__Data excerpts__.

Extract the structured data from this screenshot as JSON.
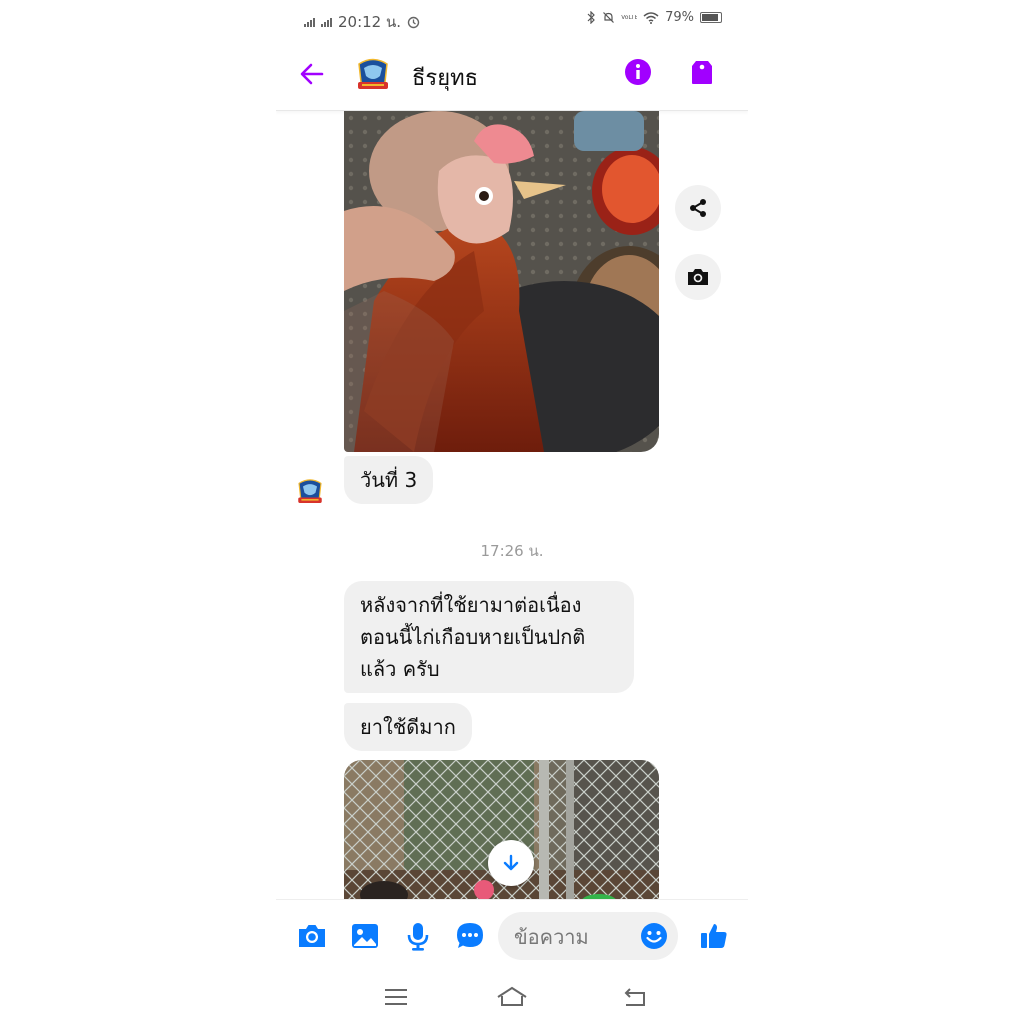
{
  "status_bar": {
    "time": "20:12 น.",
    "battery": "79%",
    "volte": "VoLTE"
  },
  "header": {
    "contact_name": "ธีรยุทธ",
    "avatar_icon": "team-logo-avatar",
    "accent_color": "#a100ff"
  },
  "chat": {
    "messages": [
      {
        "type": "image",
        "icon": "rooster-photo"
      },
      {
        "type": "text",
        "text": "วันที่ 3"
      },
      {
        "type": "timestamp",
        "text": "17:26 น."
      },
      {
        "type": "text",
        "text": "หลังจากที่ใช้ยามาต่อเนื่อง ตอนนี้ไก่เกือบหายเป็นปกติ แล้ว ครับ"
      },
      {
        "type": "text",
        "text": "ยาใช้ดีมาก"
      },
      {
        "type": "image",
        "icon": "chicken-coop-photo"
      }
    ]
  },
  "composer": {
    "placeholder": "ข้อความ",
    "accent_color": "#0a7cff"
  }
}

__To do__.
Leave out the pictures and retype every line above exactly.

__Written solution__.
Extract the structured data from this screenshot as JSON.
{
  "status_bar": {
    "time": "20:12 น.",
    "battery": "79%",
    "volte": "VoLTE"
  },
  "header": {
    "contact_name": "ธีรยุทธ",
    "avatar_icon": "team-logo-avatar",
    "accent_color": "#a100ff"
  },
  "chat": {
    "messages": [
      {
        "type": "image",
        "icon": "rooster-photo"
      },
      {
        "type": "text",
        "text": "วันที่ 3"
      },
      {
        "type": "timestamp",
        "text": "17:26 น."
      },
      {
        "type": "text",
        "text": "หลังจากที่ใช้ยามาต่อเนื่อง ตอนนี้ไก่เกือบหายเป็นปกติ แล้ว ครับ"
      },
      {
        "type": "text",
        "text": "ยาใช้ดีมาก"
      },
      {
        "type": "image",
        "icon": "chicken-coop-photo"
      }
    ]
  },
  "composer": {
    "placeholder": "ข้อความ",
    "accent_color": "#0a7cff"
  }
}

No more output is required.